Is anyone else suddenly having all of their Forestry Forum email notifications flagged as spam? I've been getting them normally all along, but starting todayeverything is being flagged as spam.
If the only tool you have is a hammer, you tend to see every problem as a nail.   - Abraham Maslow

Jeff

Just call me the midget doctor.
Forestry Forum Founder and Chief Cook and Bottle Washer.

Commercial circle sawmill sawyer in a past life for 25yrs.
Ezekiel 22:30

John Mc

Apparently, it's not gmail - it's not flagged when I look at it via their webmail site.

I guess something in my browser is flagging it - and I was mistaken, it's saying that it is a potential SCAM, not "spam". So far, the only way I've found to turn that off is to turn off all scam notifications. Not a big deal, they still show up in my inbox. I'll figure it out or just live with it.
If the only tool you have is a hammer, you tend to see every problem as a nail.   - Abraham Maslow

Ianab

What email client are you using? 

If Gmail isn't flagging it, then Outlook (or whatever) is doing it. You will need to add it to a "whitelist" in that, so that it's internal spam filtering ignores it. 
Weekend warrior, Peterson JP test pilot, Dolmar 7900 and Stihl MS310 saws and  the usual collection of power tools :)

John Mc

I'm using Thunderbird on a Mac. As I mentioned, it thinks this is a scam, which it treats separately from spam. I can't find anyway to edit preferences for scam detection - just turn it on or off.
If the only tool you have is a hammer, you tend to see every problem as a nail.   - Abraham Maslow

Ianab

Thunderbird Email calls it "Safe Senders"

Add the address you want to receive mailings from to your Safe Senders list:
Quote

  • On the Tools menu, click "Options".
  • On the Preferences tab, click "Junk E-mail".
  • On the Safe Senders tab, click "Add".

Element box records:
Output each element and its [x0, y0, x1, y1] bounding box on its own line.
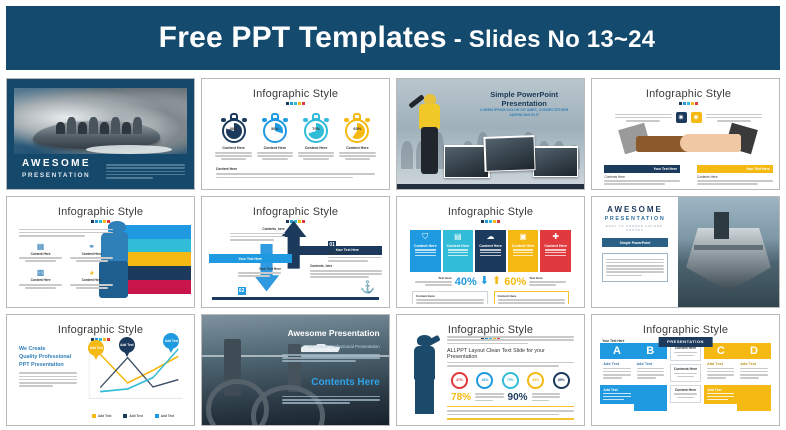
feature-label: Content Here [19, 252, 62, 256]
stopwatch-label: Content Here [339, 146, 375, 150]
title-dots [205, 102, 386, 105]
slide-thumbnail-grid: AWESOME PRESENTATION Infographic Style [6, 78, 780, 426]
block-bottom-left: Your Text Here 02 [238, 267, 281, 297]
slide-17-title: Infographic Style [10, 206, 191, 218]
note-head: Content Here [498, 294, 566, 298]
title-dots [205, 220, 386, 223]
donut-value: 89% [558, 378, 565, 382]
slide-20-left-panel: AWESOME PRESENTATION EASY TO CHANGE COLO… [592, 197, 678, 307]
donut-value: 43% [482, 378, 489, 382]
slide-thumbnail-20[interactable]: AWESOME PRESENTATION EASY TO CHANGE COLO… [591, 196, 780, 308]
card-label: Content Here [542, 244, 569, 248]
arrow-down-icon: ⬇ [480, 276, 489, 287]
center-box: Content Here [670, 385, 701, 403]
column-letter-a: A [600, 343, 633, 359]
column-item-head: Add Text [740, 362, 767, 366]
badge-02: 02 [238, 287, 246, 295]
stat-desc [475, 392, 503, 403]
slide-13-body-lines [106, 163, 185, 181]
left-desc [615, 112, 672, 123]
shield-icon: ⛉ [412, 233, 439, 242]
column-b-body: Add Text [634, 359, 667, 379]
page-title-main: Free PPT Templates [159, 21, 447, 54]
slide-thumbnail-14[interactable]: Infographic Style 80% Content Here [201, 78, 390, 190]
donut-chart: 89% [553, 372, 570, 389]
card-label: Content Here [445, 244, 472, 248]
slide-18-content: Infographic Style Your Text Here Your Te… [205, 200, 386, 304]
stat-label: Text Here [415, 276, 451, 280]
slide-23-content: Infographic Style ALLPPT Layout Clean Te… [400, 318, 581, 422]
stopwatch-label: Content Here [298, 146, 334, 150]
stopwatch-row: 80% Content Here 30% Content Here [205, 113, 386, 162]
donut-chart: 47% [451, 372, 468, 389]
info-card[interactable]: ⛉ Content Here [410, 230, 441, 272]
briefcase-icon: ▣ [510, 233, 537, 242]
slide-21-content: Infographic Style We Create Quality Prof… [10, 318, 191, 422]
bar-block[interactable]: Your Text Here Contents Here [604, 165, 680, 186]
blue-bar-label: Your Text Here [238, 257, 262, 261]
stat-value-90: 90% [508, 392, 528, 403]
photo-frame [484, 135, 536, 172]
slide-23-footer-lines [447, 410, 574, 415]
block-top-right: 01 Your Text Here [328, 233, 382, 263]
column-c-body: Add Text [704, 359, 737, 379]
column-a-body: Add Text [600, 359, 633, 379]
bar-label-navy: Your Text Here [604, 165, 680, 173]
carrier-hull [686, 228, 771, 292]
slide-22-body-lines-2 [282, 394, 379, 405]
column-letter-d: D [737, 343, 770, 359]
center-boxes: Content Here Contents Here Content Here [667, 343, 704, 418]
slide-thumbnail-21[interactable]: Infographic Style We Create Quality Prof… [6, 314, 195, 426]
card-label: Content Here [510, 244, 537, 248]
slide-22-body-lines [282, 352, 379, 363]
badge-01: 01 [328, 241, 336, 249]
legend-label: Add Text [161, 414, 174, 418]
chart-pin: Add Text [163, 333, 179, 353]
medical-icon: ✚ [542, 233, 569, 242]
footer-label: Content Here [216, 167, 375, 171]
slide-20-body-box [602, 253, 668, 282]
stat-value-40: 40% [455, 276, 477, 288]
stat-value-60: 60% [504, 276, 526, 288]
block-head: Your Text Here [238, 267, 281, 271]
slide-20-subtitle: PRESENTATION [598, 216, 672, 222]
boat-wake [86, 145, 172, 154]
slide-17-left-column: ▦Content Here ⚭Content Here ▩Content Her… [19, 227, 113, 290]
slide-21-desc-lines [19, 372, 77, 386]
stat-label: Text Here [529, 276, 565, 280]
donut-value: 47% [456, 378, 463, 382]
cloud-icon: ☁ [477, 233, 504, 242]
slide-20-bar: Simple PowerPoint [602, 238, 668, 247]
page-title: Free PPT Templates - Slides No 13~24 [131, 3, 655, 73]
baseline-rule [212, 297, 379, 300]
slide-thumbnail-13[interactable]: AWESOME PRESENTATION [6, 78, 195, 190]
note-box: Content Here [494, 291, 570, 304]
column-c[interactable]: C Add Text Add Text [704, 343, 737, 418]
donut-row: 47% 43% 75% 55% 89% [447, 372, 574, 389]
qr-icon: ▩ [36, 268, 46, 278]
building-icon: ▤ [445, 233, 472, 242]
block-head: Your Text Here [328, 251, 382, 255]
slide-23-right-column: ALLPPT Layout Clean Text Slide for your … [447, 324, 574, 418]
bar-block[interactable]: Your Text Here Contents Here [697, 165, 773, 186]
stopwatch-icon: 80% [221, 113, 247, 143]
feature-label: Content Here [70, 252, 113, 256]
stopwatch-item[interactable]: 30% Content Here [257, 113, 293, 162]
stopwatch-desc-lines [298, 152, 334, 160]
stat-desc-right: Text Here [529, 276, 565, 288]
legend-item: Add Text [92, 414, 111, 418]
presentation-badge[interactable]: PRESENTATION [658, 337, 713, 347]
photo-frame [444, 145, 490, 178]
page-title-sub: Slides No 13~24 [469, 26, 655, 53]
info-card[interactable]: ▣ Content Here [508, 230, 539, 272]
slide-14-title: Infographic Style [205, 88, 386, 100]
stat-desc-left: Text Here [415, 276, 451, 288]
slide-13-background: AWESOME PRESENTATION [7, 79, 194, 189]
legend-item: Add Text [123, 414, 142, 418]
feature-icon-grid: ▦Content Here ⚭Content Here ▩Content Her… [19, 242, 113, 291]
signalman-figure [416, 94, 444, 175]
center-box-head: Content Here [674, 388, 697, 392]
feature-label: Content Here [70, 278, 113, 282]
bar-label-text: Your Text Here [653, 167, 677, 171]
slide-thumbnail-18[interactable]: Infographic Style Your Text Here Your Te… [201, 196, 390, 308]
column-c-footer: Add Text [704, 385, 737, 405]
column-footer-head: Add Text [603, 388, 630, 392]
info-card[interactable]: ✚ Content Here [540, 230, 571, 272]
photo-frame [533, 146, 579, 177]
bar-label-text: Simple PowerPoint [620, 241, 651, 245]
donut-chart: 75% [502, 372, 519, 389]
slide-22-subtitle: We Create Professional Presentation [307, 344, 379, 349]
bar-sub: Contents Here [697, 175, 773, 179]
stopwatch-label: Content Here [257, 146, 293, 150]
chart-pin: Add Text [119, 337, 135, 357]
slide-thumbnail-23[interactable]: Infographic Style ALLPPT Layout Clean Te… [396, 314, 585, 426]
slide-thumbnail-22[interactable]: Awesome Presentation We Create Professio… [201, 314, 390, 426]
stopwatch-percent: 70% [303, 126, 329, 131]
boat-crew-figures [56, 116, 142, 134]
stopwatch-desc-lines [257, 152, 293, 160]
slide-22-contents-label: Contents Here [311, 377, 379, 388]
slide-24-title: Infographic Style [595, 324, 776, 336]
info-card[interactable]: ▤ Content Here [443, 230, 474, 272]
slide-21-heading: We Create Quality Professional PPT Prese… [19, 345, 77, 369]
stopwatch-item[interactable]: 70% Content Here [298, 113, 334, 162]
yellow-divider [447, 418, 574, 420]
page-header-banner: Free PPT Templates - Slides No 13~24 [6, 6, 780, 70]
stat-desc [532, 392, 560, 403]
slide-16-content: Infographic Style ✷ ✷ Your Text Here C [595, 82, 780, 190]
slide-23-intro-lines [447, 336, 574, 344]
gear-icon: ✷ [691, 112, 702, 123]
stat-value-78: 78% [451, 392, 471, 403]
block-top-left: Contents_here [230, 227, 284, 242]
chart-legend: Add Text Add Text Add Text [86, 414, 180, 418]
slide-23-subdesc-lines [447, 362, 574, 367]
block-bottom-right: Contents_here [310, 264, 382, 279]
gear-icon: ✷ [676, 112, 687, 123]
card-row: ⛉ Content Here ▤ Content Here ☁ Content … [400, 230, 581, 272]
info-card[interactable]: ☁ Content Here [475, 230, 506, 272]
column-item-head: Add Text [603, 362, 630, 366]
stopwatch-percent: 60% [344, 126, 370, 131]
card-label: Content Here [477, 244, 504, 248]
slide-13-title: AWESOME [22, 158, 91, 169]
anchor-icon: ⚓ [360, 280, 375, 294]
bar-label-text: Your Text Here [746, 167, 770, 171]
calendar-icon: ▦ [36, 242, 46, 252]
column-item-head: Add Text [707, 362, 734, 366]
donut-chart: 55% [527, 372, 544, 389]
handshake-illustration [636, 126, 741, 163]
donut-chart: 43% [476, 372, 493, 389]
ppt-template-gallery: Free PPT Templates - Slides No 13~24 AWE… [0, 0, 786, 430]
slide-20-tagline: EASY TO CHANGE COLORS, PHOTOS [598, 224, 672, 232]
center-box: Contents Here [670, 364, 701, 382]
slide-14-footer: Content Here [216, 167, 375, 179]
card-label: Content Here [412, 244, 439, 248]
page-title-separator: - [447, 26, 469, 53]
feature-item[interactable]: ⚭Content Here [70, 242, 113, 264]
slide-19-title: Infographic Style [400, 206, 581, 218]
photo-frame-group [444, 134, 579, 178]
column-b[interactable]: B Add Text [634, 343, 667, 418]
carrier-tower [714, 212, 728, 238]
bottom-bar [397, 184, 584, 190]
notes-row: Content Here Content Here [400, 288, 581, 304]
right-desc [706, 112, 763, 123]
slide-thumbnail-16[interactable]: Infographic Style ✷ ✷ Your Text Here C [591, 78, 780, 190]
stopwatch-item[interactable]: 80% Content Here [215, 113, 251, 162]
slide-15-background: Simple PowerPoint Presentation LOREM IPS… [397, 79, 584, 189]
slide-23-stats-row: 78% 90% [447, 392, 574, 403]
aircraft-carrier-photo [678, 197, 779, 307]
link-icon: ⚭ [87, 242, 97, 252]
slide-17-content: Infographic Style ▦Content Here ⚭Content… [10, 200, 191, 304]
legend-label: Add Text [129, 414, 142, 418]
slide-21-left-column: We Create Quality Professional PPT Prese… [19, 345, 77, 388]
feature-item[interactable]: ◕Content Here [70, 268, 113, 290]
note-box: Content Here [412, 291, 488, 304]
feature-label: Content Here [19, 278, 62, 282]
stopwatch-icon: 70% [303, 113, 329, 143]
column-item-head: Add Text [637, 362, 664, 366]
stopwatch-percent: 30% [262, 126, 288, 131]
slide-22-title: Awesome Presentation [288, 328, 380, 338]
slide-13-subtitle: PRESENTATION [22, 172, 90, 179]
slide-20-title: AWESOME [598, 205, 672, 214]
slide-thumbnail-19[interactable]: Infographic Style ⛉ Content Here ▤ Conte… [396, 196, 585, 308]
feature-item[interactable]: ▦Content Here [19, 242, 62, 264]
carrier-deck [694, 245, 763, 249]
legend-label: Add Text [98, 414, 111, 418]
donut-value: 55% [532, 378, 539, 382]
slide-thumbnail-15[interactable]: Simple PowerPoint Presentation LOREM IPS… [396, 78, 585, 190]
slide-22-background: Awesome Presentation We Create Professio… [202, 315, 389, 425]
legend-item: Add Text [155, 414, 174, 418]
title-dots [400, 220, 581, 223]
stats-row: Text Here 40% ⬇ ⬆ 60% Text Here [400, 276, 581, 288]
chart-pin: Add Text [88, 340, 104, 360]
title-dots [595, 102, 780, 105]
slide-18-title: Infographic Style [205, 206, 386, 218]
saluting-soldier-silhouette [409, 335, 442, 414]
feature-item[interactable]: ▩Content Here [19, 268, 62, 290]
stopwatch-percent: 80% [221, 126, 247, 131]
column-d-body: Add Text [737, 359, 770, 379]
slide-19-content: Infographic Style ⛉ Content Here ▤ Conte… [400, 200, 581, 304]
arrow-up-icon: ⬆ [492, 276, 501, 287]
slide-15-title-line1: Simple PowerPoint [490, 90, 558, 99]
bar-sub: Contents Here [604, 175, 680, 179]
block-head: Contents_here [310, 264, 382, 268]
stopwatch-desc-lines [215, 152, 251, 160]
yellow-divider [447, 406, 574, 408]
slide-16-title: Infographic Style [595, 88, 780, 100]
stopwatch-desc-lines [339, 152, 375, 160]
line-chart: Add Text Add Text Add Text [82, 341, 183, 408]
stopwatch-icon: 60% [344, 113, 370, 143]
stopwatch-label: Content Here [215, 146, 251, 150]
handshake-bars: Your Text Here Contents Here Your Text H… [604, 165, 772, 186]
stopwatch-item[interactable]: 60% Content Here [339, 113, 375, 162]
donut-value: 75% [507, 378, 514, 382]
column-a-footer: Add Text [600, 385, 633, 405]
column-d[interactable]: D Add Text [737, 343, 770, 418]
column-a[interactable]: A Add Text Add Text [600, 343, 633, 418]
slide-15-title: Simple PowerPoint Presentation [476, 90, 573, 108]
column-footer-head: Add Text [707, 388, 734, 392]
abcd-columns: A Add Text Add Text B [600, 343, 770, 418]
center-box-head: Contents Here [674, 367, 697, 371]
slide-15-subtitle: LOREM IPSUM DOLOR SIT AMET, CONSECTETUER… [476, 108, 573, 119]
slide-14-content: Infographic Style 80% Content Here [205, 82, 386, 186]
slide-thumbnail-17[interactable]: Infographic Style ▦Content Here ⚭Content… [6, 196, 195, 308]
slide-24-content: Infographic Style Your Text Here PRESENT… [595, 318, 776, 422]
bar-label-yellow: Your Text Here [697, 165, 773, 173]
blue-text-bar[interactable]: Your Text Here [209, 254, 292, 263]
pie-chart-icon: ◕ [87, 268, 97, 278]
handshake-text-row: ✷ ✷ [595, 112, 780, 123]
block-head: Contents_here [230, 227, 284, 231]
slide-thumbnail-24[interactable]: Infographic Style Your Text Here PRESENT… [591, 314, 780, 426]
stopwatch-icon: 30% [262, 113, 288, 143]
note-head: Content Here [416, 294, 484, 298]
slide-23-subheading: ALLPPT Layout Clean Text Slide for your … [447, 348, 574, 360]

PARTS OF THE EXERCISE:
**a)** In the forum thread about flagged email notifications, swap "Outlook" for "Apple Mail" and reproduce the passage that begins at the words "If Gmail isn't" and stops after "it on or off.".
**b)** Continue the forum thread about flagged email notifications with the next part, starting after its last line.

ANSWER SET:
**a)**
If Gmail isn't flagging it, then Apple Mail (or whatever) is doing it. You will need to add it to a "whitelist" in that, so that it's internal spam filtering ignores it. 
Weekend warrior, Peterson JP test pilot, Dolmar 7900 and Stihl MS310 saws and  the usual collection of power tools :)

John Mc

I'm using Thunderbird on a Mac. As I mentioned, it thinks this is a scam, which it treats separately from spam. I can't find anyway to edit preferences for scam detection - just turn it on or off.

**b)**
  • In the Add address box, copy and paste in username@domain.com and click OK.
Weekend warrior, Peterson JP test pilot, Dolmar 7900 and Stihl MS310 saws and  the usual collection of power tools :)

John Mc

The menu setup is different on Thunderbird for a Mac (at least it is on my version, which is the current version: 52.9.1)

I did look up Thunderbird help on the subject. Someone had already asked about the problem of messages being incorrectly identified as a scam. They had already added the sender to their address book, and "enabled adaptive junk mail controls for this account"

The answer they received was "Scam detection and Junk are two different things. The only adjustment for Scam detection is to turn it on or off."

So it looks as though my only option is to turn off scam detection in Thunderbird, or live with the red alert bar showing up for these emails. For the time being, I'm choosing the latter.
If the only tool you have is a hammer, you tend to see every problem as a nail.   - Abraham Maslow

John Mc

I learned a bit more about Thunderbird's scam detection. It's very rudimentary. It appears that anything with a link that includes some sort of click tracking sets it off. More basically: a link which goes to a different site than what the displayed text of that link indicates. Here's the example shown in Thunderbird's Scam Detection explanation:

QuoteLinks where the text doesn't match the server name (for example, the text of the message might say "https://secure.example.com" but the link actually goes to "http://phishing.example.com" instead). Phishers do this to fool you into going to their site. Unfortunately some legitimate mailing lists also do this with redirectors for tracking purposes.
There are other things which set it off, but I'm guessing that is what is causing the issue in this case.

I wonder if the displayed text for the link did not look like a URL if that would still set off the scam detection. (For example if the if the unsubscribe link just displayed unsubscribe instead of "http://forestryforum.com/..."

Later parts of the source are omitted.